Report how many lines of the listing below include the word "ущерба". Give nothing but the number.
--- START ---
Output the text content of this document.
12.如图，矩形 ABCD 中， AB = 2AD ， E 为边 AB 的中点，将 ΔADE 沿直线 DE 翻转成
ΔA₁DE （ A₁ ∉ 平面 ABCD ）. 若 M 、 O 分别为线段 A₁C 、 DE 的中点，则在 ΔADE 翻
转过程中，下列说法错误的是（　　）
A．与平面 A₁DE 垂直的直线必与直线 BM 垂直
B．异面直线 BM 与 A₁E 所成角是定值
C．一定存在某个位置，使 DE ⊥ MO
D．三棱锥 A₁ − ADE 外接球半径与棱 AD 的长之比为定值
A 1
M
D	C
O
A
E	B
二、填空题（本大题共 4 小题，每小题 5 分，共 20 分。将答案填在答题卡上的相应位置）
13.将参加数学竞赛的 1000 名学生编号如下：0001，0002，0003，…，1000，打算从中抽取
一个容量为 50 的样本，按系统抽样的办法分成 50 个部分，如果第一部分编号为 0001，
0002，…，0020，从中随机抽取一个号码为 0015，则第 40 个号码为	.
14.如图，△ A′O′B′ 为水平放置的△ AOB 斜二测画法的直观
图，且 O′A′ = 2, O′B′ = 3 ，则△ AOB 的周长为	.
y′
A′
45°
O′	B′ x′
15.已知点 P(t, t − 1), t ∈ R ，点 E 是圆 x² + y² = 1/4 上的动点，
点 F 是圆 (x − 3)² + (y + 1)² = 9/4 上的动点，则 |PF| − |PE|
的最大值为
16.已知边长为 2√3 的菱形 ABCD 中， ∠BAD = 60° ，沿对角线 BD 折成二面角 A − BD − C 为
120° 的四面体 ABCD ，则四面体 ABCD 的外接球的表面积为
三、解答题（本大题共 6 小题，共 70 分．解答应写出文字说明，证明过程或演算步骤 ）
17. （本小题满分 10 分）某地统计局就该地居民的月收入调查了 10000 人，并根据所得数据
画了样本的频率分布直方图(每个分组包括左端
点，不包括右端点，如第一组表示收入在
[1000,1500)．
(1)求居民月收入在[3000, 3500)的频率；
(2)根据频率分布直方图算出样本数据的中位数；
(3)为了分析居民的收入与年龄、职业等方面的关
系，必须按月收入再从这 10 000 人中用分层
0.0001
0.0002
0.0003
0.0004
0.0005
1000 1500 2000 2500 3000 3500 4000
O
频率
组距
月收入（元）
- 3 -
--- END ---
--- START ---
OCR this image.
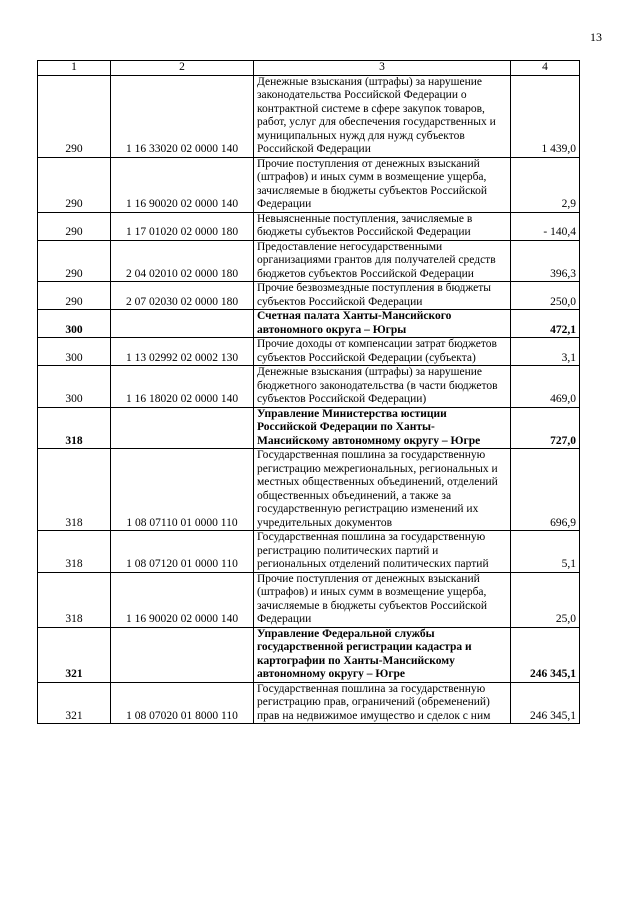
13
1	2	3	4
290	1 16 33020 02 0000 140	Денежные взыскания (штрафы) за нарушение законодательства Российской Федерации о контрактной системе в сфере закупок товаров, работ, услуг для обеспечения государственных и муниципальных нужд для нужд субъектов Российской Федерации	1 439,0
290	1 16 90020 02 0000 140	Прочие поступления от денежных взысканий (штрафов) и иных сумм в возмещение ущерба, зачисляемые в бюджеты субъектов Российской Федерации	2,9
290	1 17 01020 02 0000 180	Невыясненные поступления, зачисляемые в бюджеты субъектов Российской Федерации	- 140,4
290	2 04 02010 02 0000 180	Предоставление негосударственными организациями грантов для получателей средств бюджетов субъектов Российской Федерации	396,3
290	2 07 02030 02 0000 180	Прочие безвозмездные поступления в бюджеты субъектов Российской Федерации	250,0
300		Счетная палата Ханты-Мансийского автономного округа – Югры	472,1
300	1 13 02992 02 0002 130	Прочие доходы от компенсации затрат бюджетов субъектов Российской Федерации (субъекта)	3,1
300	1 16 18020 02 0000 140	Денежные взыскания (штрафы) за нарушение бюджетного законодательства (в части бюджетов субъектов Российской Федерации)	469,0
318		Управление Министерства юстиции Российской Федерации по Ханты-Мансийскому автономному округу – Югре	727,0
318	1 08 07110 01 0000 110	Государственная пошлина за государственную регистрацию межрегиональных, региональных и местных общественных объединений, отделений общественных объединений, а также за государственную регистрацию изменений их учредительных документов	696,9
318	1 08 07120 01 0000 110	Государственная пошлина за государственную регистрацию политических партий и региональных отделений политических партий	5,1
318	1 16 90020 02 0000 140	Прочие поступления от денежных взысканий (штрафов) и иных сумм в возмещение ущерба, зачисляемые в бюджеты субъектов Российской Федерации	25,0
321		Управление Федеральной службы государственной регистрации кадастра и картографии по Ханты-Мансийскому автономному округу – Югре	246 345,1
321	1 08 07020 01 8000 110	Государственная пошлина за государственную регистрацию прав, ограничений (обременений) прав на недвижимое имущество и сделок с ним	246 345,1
--- END ---
--- START ---
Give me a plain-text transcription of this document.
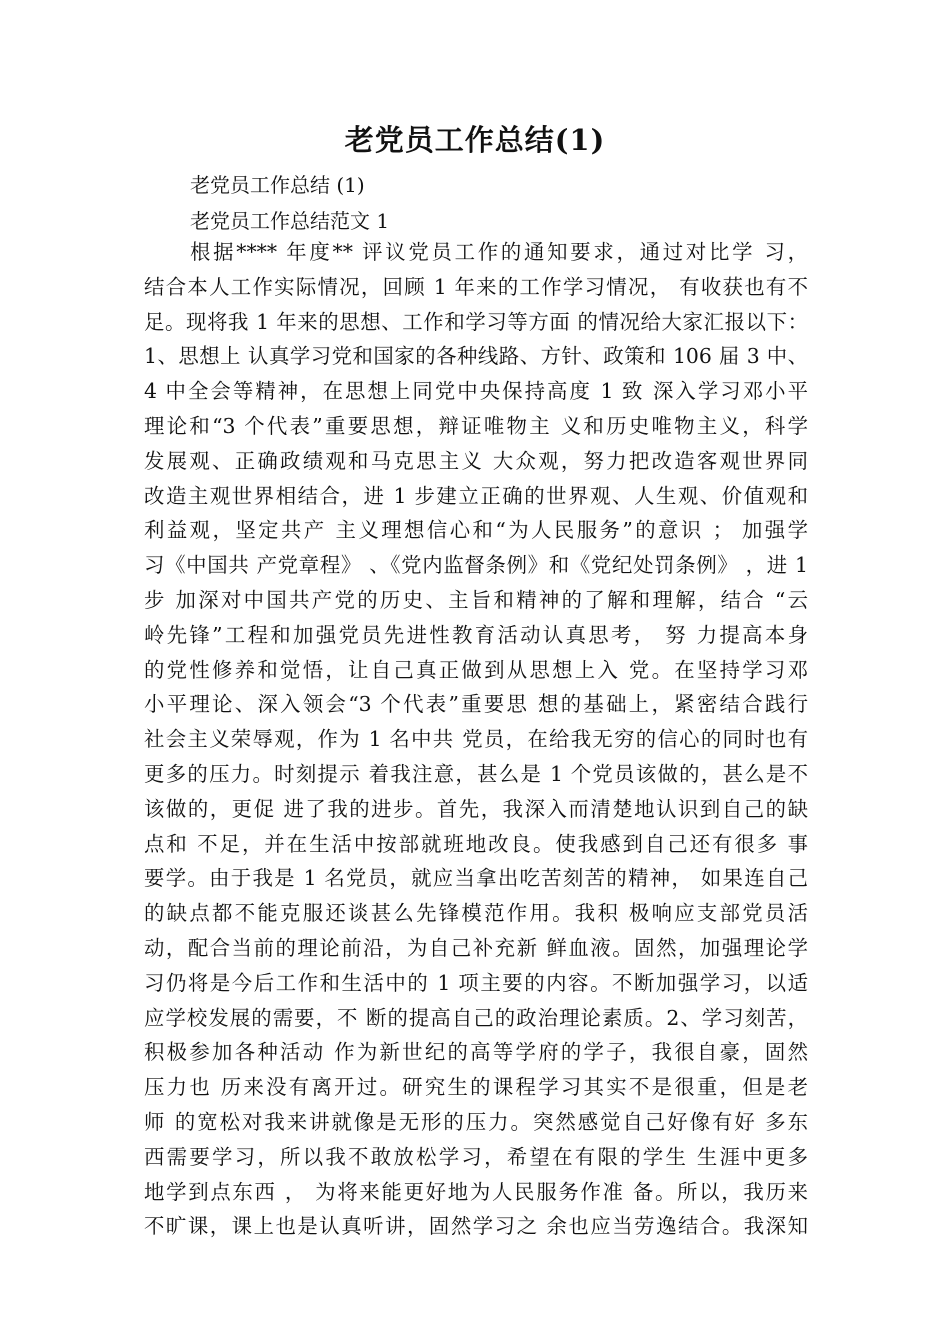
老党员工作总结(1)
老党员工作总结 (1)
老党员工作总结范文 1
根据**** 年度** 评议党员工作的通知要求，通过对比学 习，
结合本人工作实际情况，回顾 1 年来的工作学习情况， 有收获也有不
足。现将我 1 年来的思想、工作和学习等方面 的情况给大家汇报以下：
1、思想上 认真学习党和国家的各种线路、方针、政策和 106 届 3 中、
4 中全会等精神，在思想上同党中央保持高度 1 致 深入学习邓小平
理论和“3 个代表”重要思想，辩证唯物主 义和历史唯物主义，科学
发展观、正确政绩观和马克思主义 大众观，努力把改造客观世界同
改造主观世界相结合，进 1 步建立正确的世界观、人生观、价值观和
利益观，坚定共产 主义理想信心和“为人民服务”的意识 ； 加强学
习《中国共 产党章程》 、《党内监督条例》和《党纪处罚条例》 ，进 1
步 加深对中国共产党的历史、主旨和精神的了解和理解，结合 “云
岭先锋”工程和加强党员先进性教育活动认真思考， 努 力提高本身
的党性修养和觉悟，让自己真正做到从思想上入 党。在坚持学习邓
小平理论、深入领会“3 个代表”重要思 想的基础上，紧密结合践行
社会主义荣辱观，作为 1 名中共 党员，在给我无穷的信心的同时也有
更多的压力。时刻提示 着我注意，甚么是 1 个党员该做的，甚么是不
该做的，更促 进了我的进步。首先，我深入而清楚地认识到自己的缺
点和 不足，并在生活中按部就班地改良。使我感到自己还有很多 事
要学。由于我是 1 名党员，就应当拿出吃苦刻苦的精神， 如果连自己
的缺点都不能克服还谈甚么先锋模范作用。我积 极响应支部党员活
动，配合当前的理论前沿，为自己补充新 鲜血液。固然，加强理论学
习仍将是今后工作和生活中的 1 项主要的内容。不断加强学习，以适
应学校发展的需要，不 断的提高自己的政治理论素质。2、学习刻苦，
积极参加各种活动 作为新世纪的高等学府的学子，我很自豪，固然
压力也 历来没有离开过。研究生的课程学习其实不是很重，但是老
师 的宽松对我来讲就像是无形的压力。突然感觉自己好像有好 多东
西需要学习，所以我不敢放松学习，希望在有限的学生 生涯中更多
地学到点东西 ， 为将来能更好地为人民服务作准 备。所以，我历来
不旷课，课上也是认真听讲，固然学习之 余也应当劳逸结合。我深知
--- END ---
RESPONSE BELOW —
2